Print every entry, word for word, and skip the images.

- - -

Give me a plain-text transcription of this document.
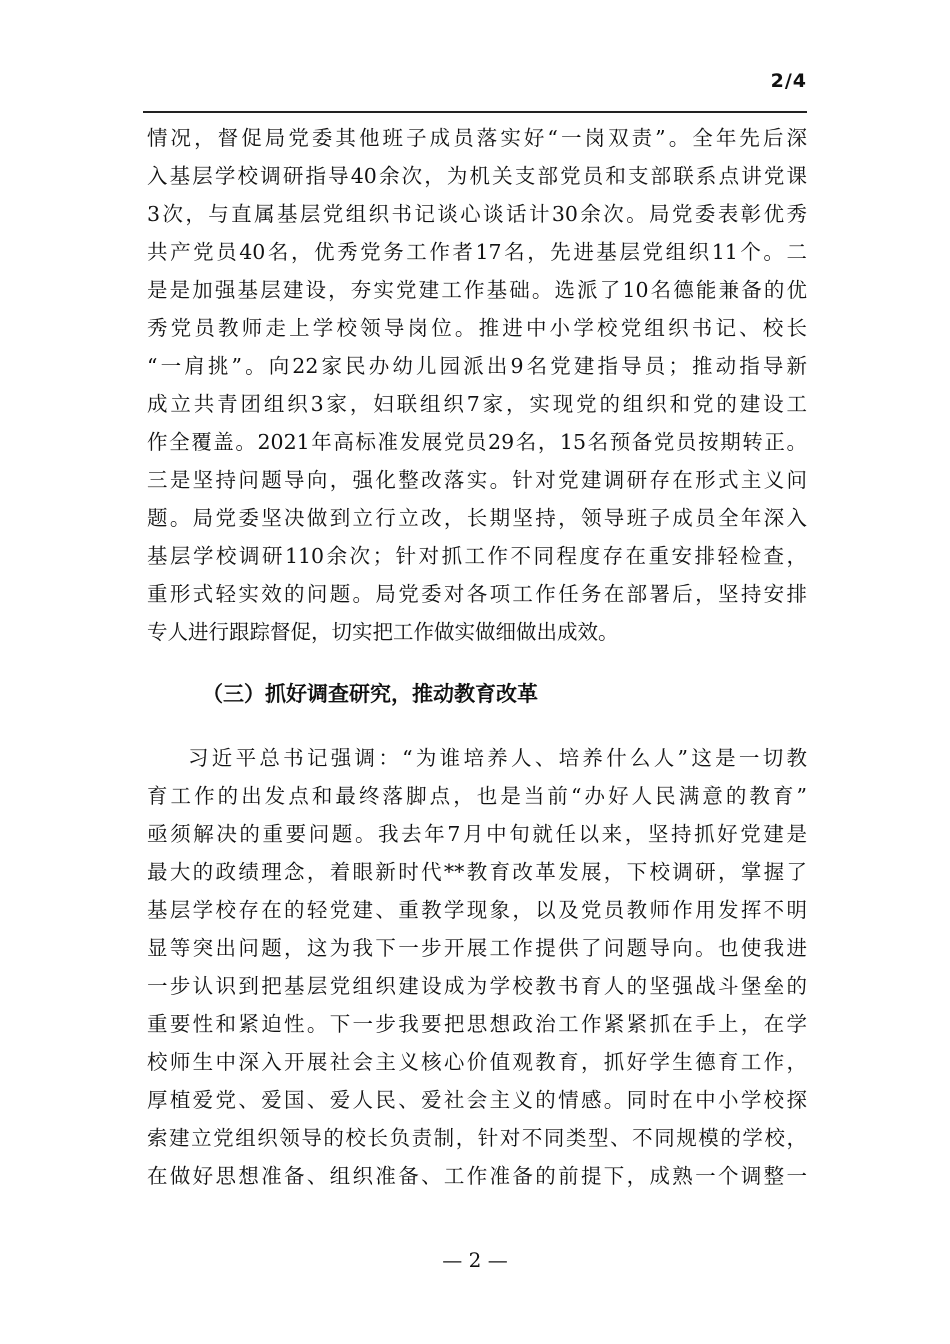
2/4
情况，督促局党委其他班子成员落实好“一岗双责”。全年先后深
入基层学校调研指导40余次，为机关支部党员和支部联系点讲党课
3次，与直属基层党组织书记谈心谈话计30余次。局党委表彰优秀
共产党员40名，优秀党务工作者17名，先进基层党组织11个。二
是是加强基层建设，夯实党建工作基础。选派了10名德能兼备的优
秀党员教师走上学校领导岗位。推进中小学校党组织书记、校长
“一肩挑”。向22家民办幼儿园派出9名党建指导员；推动指导新
成立共青团组织3家，妇联组织7家，实现党的组织和党的建设工
作全覆盖。2021年高标准发展党员29名，15名预备党员按期转正。
三是坚持问题导向，强化整改落实。针对党建调研存在形式主义问
题。局党委坚决做到立行立改，长期坚持，领导班子成员全年深入
基层学校调研110余次；针对抓工作不同程度存在重安排轻检查，
重形式轻实效的问题。局党委对各项工作任务在部署后，坚持安排
专人进行跟踪督促，切实把工作做实做细做出成效。
（三）抓好调查研究，推动教育改革
习近平总书记强调：“为谁培养人、培养什么人”这是一切教
育工作的出发点和最终落脚点，也是当前“办好人民满意的教育”
亟须解决的重要问题。我去年7月中旬就任以来，坚持抓好党建是
最大的政绩理念，着眼新时代**教育改革发展，下校调研，掌握了
基层学校存在的轻党建、重教学现象，以及党员教师作用发挥不明
显等突出问题，这为我下一步开展工作提供了问题导向。也使我进
一步认识到把基层党组织建设成为学校教书育人的坚强战斗堡垒的
重要性和紧迫性。下一步我要把思想政治工作紧紧抓在手上，在学
校师生中深入开展社会主义核心价值观教育，抓好学生德育工作，
厚植爱党、爱国、爱人民、爱社会主义的情感。同时在中小学校探
索建立党组织领导的校长负责制，针对不同类型、不同规模的学校，
在做好思想准备、组织准备、工作准备的前提下，成熟一个调整一
— 2 —
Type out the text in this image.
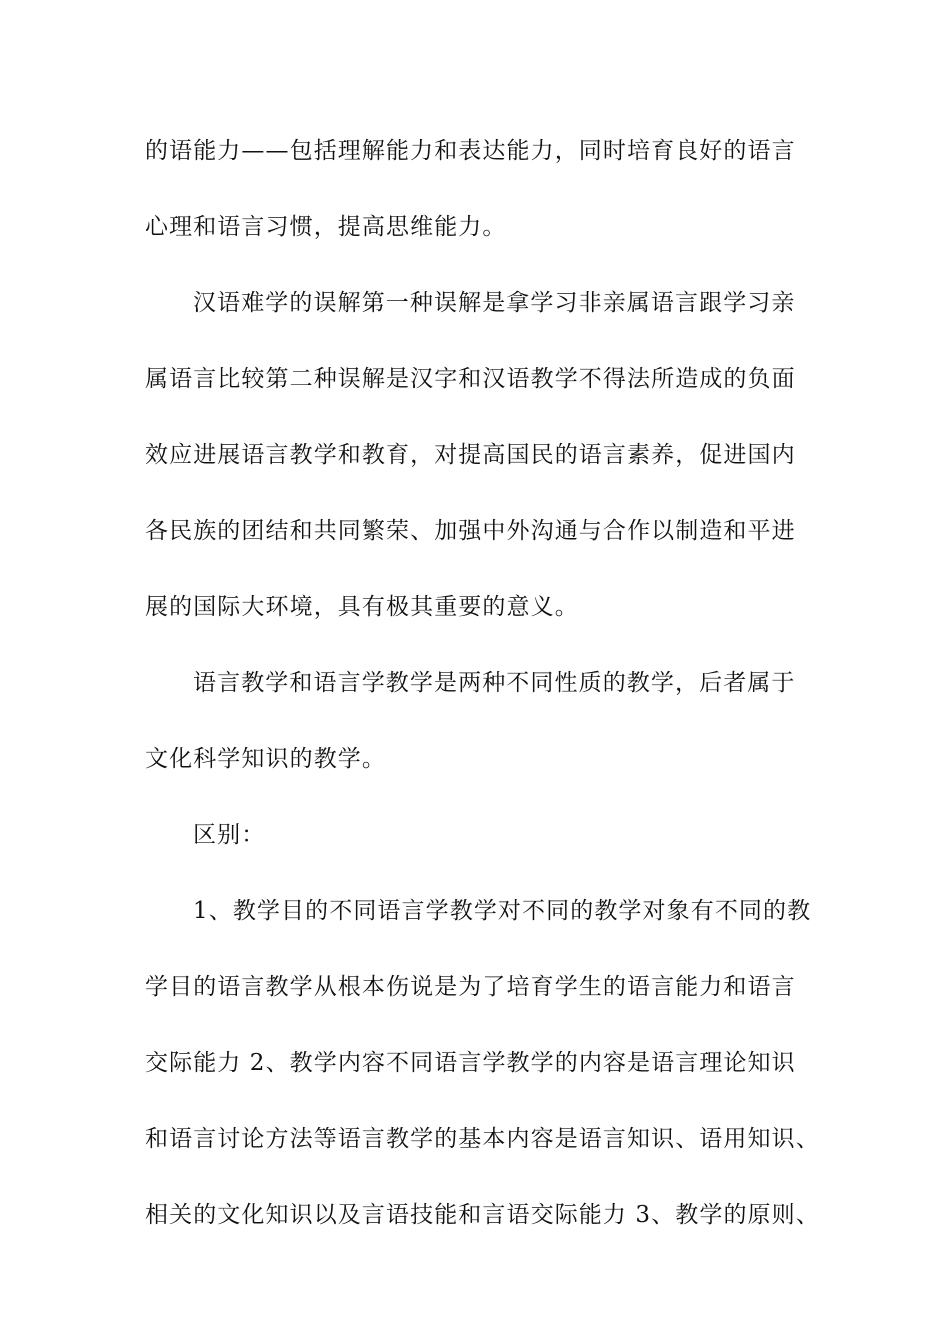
的语能力——包括理解能力和表达能力，同时培育良好的语言
心理和语言习惯，提高思维能力。
汉语难学的误解第一种误解是拿学习非亲属语言跟学习亲
属语言比较第二种误解是汉字和汉语教学不得法所造成的负面
效应进展语言教学和教育，对提高国民的语言素养，促进国内
各民族的团结和共同繁荣、加强中外沟通与合作以制造和平进
展的国际大环境，具有极其重要的意义。
语言教学和语言学教学是两种不同性质的教学，后者属于
文化科学知识的教学。
区别：
1、教学目的不同语言学教学对不同的教学对象有不同的教
学目的语言教学从根本伤说是为了培育学生的语言能力和语言
交际能力 2、教学内容不同语言学教学的内容是语言理论知识
和语言讨论方法等语言教学的基本内容是语言知识、语用知识、
相关的文化知识以及言语技能和言语交际能力 3、教学的原则、
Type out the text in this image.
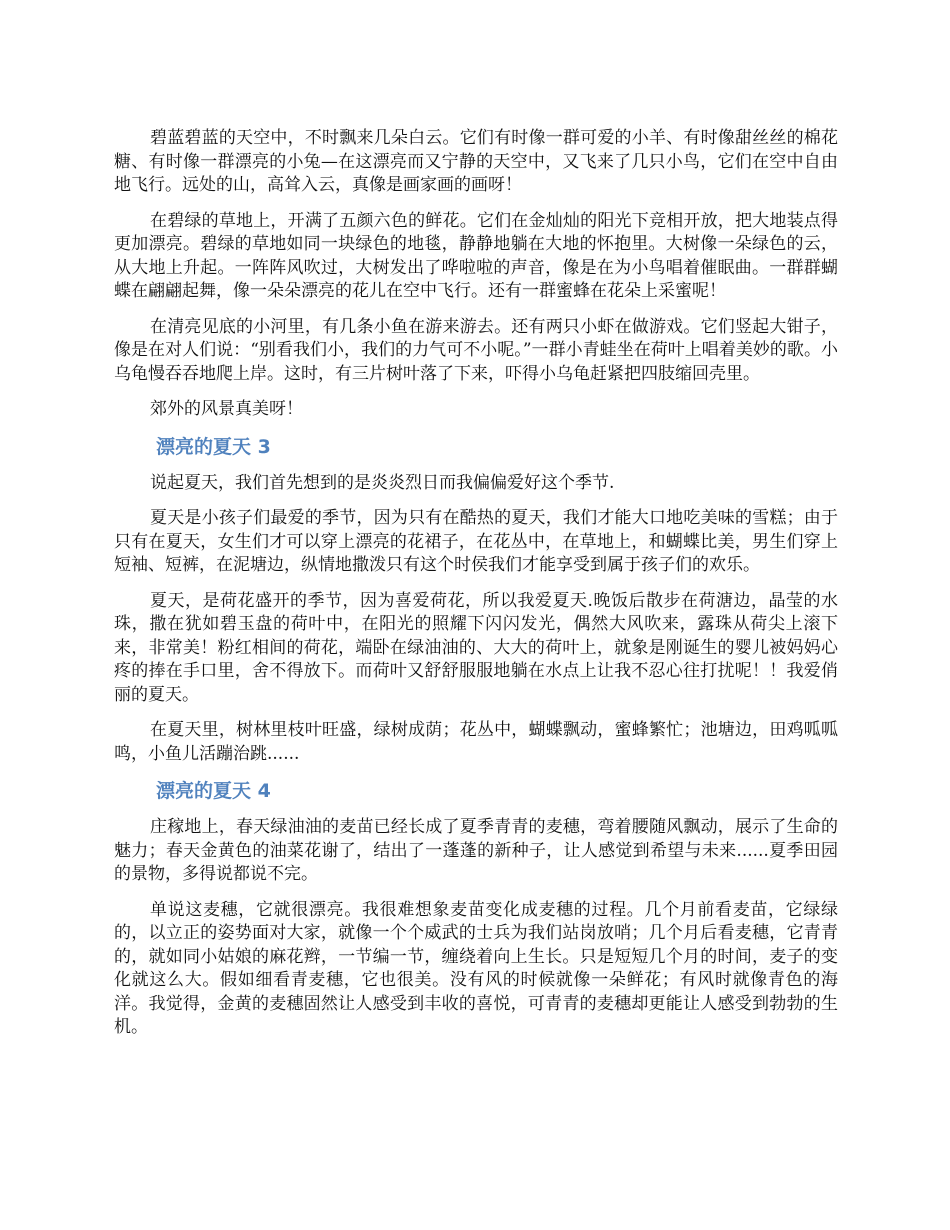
碧蓝碧蓝的天空中，不时飘来几朵白云。它们有时像一群可爱的小羊、有时像甜丝丝的棉花糖、有时像一群漂亮的小兔—在这漂亮而又宁静的天空中，又飞来了几只小鸟，它们在空中自由地飞行。远处的山，高耸入云，真像是画家画的画呀！

在碧绿的草地上，开满了五颜六色的鲜花。它们在金灿灿的阳光下竞相开放，把大地装点得更加漂亮。碧绿的草地如同一块绿色的地毯，静静地躺在大地的怀抱里。大树像一朵绿色的云，从大地上升起。一阵阵风吹过，大树发出了哗啦啦的声音，像是在为小鸟唱着催眠曲。一群群蝴蝶在翩翩起舞，像一朵朵漂亮的花儿在空中飞行。还有一群蜜蜂在花朵上采蜜呢！

在清亮见底的小河里，有几条小鱼在游来游去。还有两只小虾在做游戏。它们竖起大钳子，像是在对人们说：“别看我们小，我们的力气可不小呢。”一群小青蛙坐在荷叶上唱着美妙的歌。小乌龟慢吞吞地爬上岸。这时，有三片树叶落了下来，吓得小乌龟赶紧把四肢缩回壳里。

郊外的风景真美呀！

漂亮的夏天 3

说起夏天，我们首先想到的是炎炎烈日而我偏偏爱好这个季节.

夏天是小孩子们最爱的季节，因为只有在酷热的夏天，我们才能大口地吃美味的雪糕；由于只有在夏天，女生们才可以穿上漂亮的花裙子，在花丛中，在草地上，和蝴蝶比美，男生们穿上短袖、短裤，在泥塘边，纵情地撒泼只有这个时侯我们才能享受到属于孩子们的欢乐。

夏天，是荷花盛开的季节，因为喜爱荷花，所以我爱夏天.晚饭后散步在荷溏边，晶莹的水珠，撒在犹如碧玉盘的荷叶中，在阳光的照耀下闪闪发光，偶然大风吹来，露珠从荷尖上滚下来，非常美！粉红相间的荷花，端卧在绿油油的、大大的荷叶上，就象是刚诞生的婴儿被妈妈心疼的捧在手口里，舍不得放下。而荷叶又舒舒服服地躺在水点上让我不忍心往打扰呢！！我爱俏丽的夏天。

在夏天里，树林里枝叶旺盛，绿树成荫；花丛中，蝴蝶飘动，蜜蜂繁忙；池塘边，田鸡呱呱鸣，小鱼儿活蹦治跳......

漂亮的夏天 4

庄稼地上，春天绿油油的麦苗已经长成了夏季青青的麦穗，弯着腰随风飘动，展示了生命的魅力；春天金黄色的油菜花谢了，结出了一蓬蓬的新种子，让人感觉到希望与未来......夏季田园的景物，多得说都说不完。

单说这麦穗，它就很漂亮。我很难想象麦苗变化成麦穗的过程。几个月前看麦苗，它绿绿的，以立正的姿势面对大家，就像一个个威武的士兵为我们站岗放哨；几个月后看麦穗，它青青的，就如同小姑娘的麻花辫，一节编一节，缠绕着向上生长。只是短短几个月的时间，麦子的变化就这么大。假如细看青麦穗，它也很美。没有风的时候就像一朵鲜花；有风时就像青色的海洋。我觉得，金黄的麦穗固然让人感受到丰收的喜悦，可青青的麦穗却更能让人感受到勃勃的生机。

- - -

### FINISHED ANSWER
Give me a plain-text transcription of this document.
2/4
情况，督促局党委其他班子成员落实好“一岗双责”。全年先后深
入基层学校调研指导40余次，为机关支部党员和支部联系点讲党课
3次，与直属基层党组织书记谈心谈话计30余次。局党委表彰优秀
共产党员40名，优秀党务工作者17名，先进基层党组织11个。二
是是加强基层建设，夯实党建工作基础。选派了10名德能兼备的优
秀党员教师走上学校领导岗位。推进中小学校党组织书记、校长
“一肩挑”。向22家民办幼儿园派出9名党建指导员；推动指导新
成立共青团组织3家，妇联组织7家，实现党的组织和党的建设工
作全覆盖。2021年高标准发展党员29名，15名预备党员按期转正。
三是坚持问题导向，强化整改落实。针对党建调研存在形式主义问
题。局党委坚决做到立行立改，长期坚持，领导班子成员全年深入
基层学校调研110余次；针对抓工作不同程度存在重安排轻检查，
重形式轻实效的问题。局党委对各项工作任务在部署后，坚持安排
专人进行跟踪督促，切实把工作做实做细做出成效。
（三）抓好调查研究，推动教育改革
习近平总书记强调：“为谁培养人、培养什么人”这是一切教
育工作的出发点和最终落脚点，也是当前“办好人民满意的教育”
亟须解决的重要问题。我去年7月中旬就任以来，坚持抓好党建是
最大的政绩理念，着眼新时代**教育改革发展，下校调研，掌握了
基层学校存在的轻党建、重教学现象，以及党员教师作用发挥不明
显等突出问题，这为我下一步开展工作提供了问题导向。也使我进
一步认识到把基层党组织建设成为学校教书育人的坚强战斗堡垒的
重要性和紧迫性。下一步我要把思想政治工作紧紧抓在手上，在学
校师生中深入开展社会主义核心价值观教育，抓好学生德育工作，
厚植爱党、爱国、爱人民、爱社会主义的情感。同时在中小学校探
索建立党组织领导的校长负责制，针对不同类型、不同规模的学校，
在做好思想准备、组织准备、工作准备的前提下，成熟一个调整一
— 2 —
Type out the text in this image.
的语能力——包括理解能力和表达能力，同时培育良好的语言
心理和语言习惯，提高思维能力。
汉语难学的误解第一种误解是拿学习非亲属语言跟学习亲
属语言比较第二种误解是汉字和汉语教学不得法所造成的负面
效应进展语言教学和教育，对提高国民的语言素养，促进国内
各民族的团结和共同繁荣、加强中外沟通与合作以制造和平进
展的国际大环境，具有极其重要的意义。
语言教学和语言学教学是两种不同性质的教学，后者属于
文化科学知识的教学。
区别：
1、教学目的不同语言学教学对不同的教学对象有不同的教
学目的语言教学从根本伤说是为了培育学生的语言能力和语言
交际能力 2、教学内容不同语言学教学的内容是语言理论知识
和语言讨论方法等语言教学的基本内容是语言知识、语用知识、
相关的文化知识以及言语技能和言语交际能力 3、教学的原则、
Type out the text in this image.
碧蓝碧蓝的天空中，不时飘来几朵白云。它们有时像一群可爱的小羊、有时像甜丝丝的棉花糖、有时像一群漂亮的小兔—在这漂亮而又宁静的天空中，又飞来了几只小鸟，它们在空中自由地飞行。远处的山，高耸入云，真像是画家画的画呀！

在碧绿的草地上，开满了五颜六色的鲜花。它们在金灿灿的阳光下竞相开放，把大地装点得更加漂亮。碧绿的草地如同一块绿色的地毯，静静地躺在大地的怀抱里。大树像一朵绿色的云，从大地上升起。一阵阵风吹过，大树发出了哗啦啦的声音，像是在为小鸟唱着催眠曲。一群群蝴蝶在翩翩起舞，像一朵朵漂亮的花儿在空中飞行。还有一群蜜蜂在花朵上采蜜呢！

在清亮见底的小河里，有几条小鱼在游来游去。还有两只小虾在做游戏。它们竖起大钳子，像是在对人们说：“别看我们小，我们的力气可不小呢。”一群小青蛙坐在荷叶上唱着美妙的歌。小乌龟慢吞吞地爬上岸。这时，有三片树叶落了下来，吓得小乌龟赶紧把四肢缩回壳里。

郊外的风景真美呀！

漂亮的夏天 3

说起夏天，我们首先想到的是炎炎烈日而我偏偏爱好这个季节.

夏天是小孩子们最爱的季节，因为只有在酷热的夏天，我们才能大口地吃美味的雪糕；由于只有在夏天，女生们才可以穿上漂亮的花裙子，在花丛中，在草地上，和蝴蝶比美，男生们穿上短袖、短裤，在泥塘边，纵情地撒泼只有这个时侯我们才能享受到属于孩子们的欢乐。

夏天，是荷花盛开的季节，因为喜爱荷花，所以我爱夏天.晚饭后散步在荷溏边，晶莹的水珠，撒在犹如碧玉盘的荷叶中，在阳光的照耀下闪闪发光，偶然大风吹来，露珠从荷尖上滚下来，非常美！粉红相间的荷花，端卧在绿油油的、大大的荷叶上，就象是刚诞生的婴儿被妈妈心疼的捧在手口里，舍不得放下。而荷叶又舒舒服服地躺在水点上让我不忍心往打扰呢！！我爱俏丽的夏天。

在夏天里，树林里枝叶旺盛，绿树成荫；花丛中，蝴蝶飘动，蜜蜂繁忙；池塘边，田鸡呱呱鸣，小鱼儿活蹦治跳......

漂亮的夏天 4

庄稼地上，春天绿油油的麦苗已经长成了夏季青青的麦穗，弯着腰随风飘动，展示了生命的魅力；春天金黄色的油菜花谢了，结出了一蓬蓬的新种子，让人感觉到希望与未来......夏季田园的景物，多得说都说不完。

单说这麦穗，它就很漂亮。我很难想象麦苗变化成麦穗的过程。几个月前看麦苗，它绿绿的，以立正的姿势面对大家，就像一个个威武的士兵为我们站岗放哨；几个月后看麦穗，它青青的，就如同小姑娘的麻花辫，一节编一节，缠绕着向上生长。只是短短几个月的时间，麦子的变化就这么大。假如细看青麦穗，它也很美。没有风的时候就像一朵鲜花；有风时就像青色的海洋。我觉得，金黄的麦穗固然让人感受到丰收的喜悦，可青青的麦穗却更能让人感受到勃勃的生机。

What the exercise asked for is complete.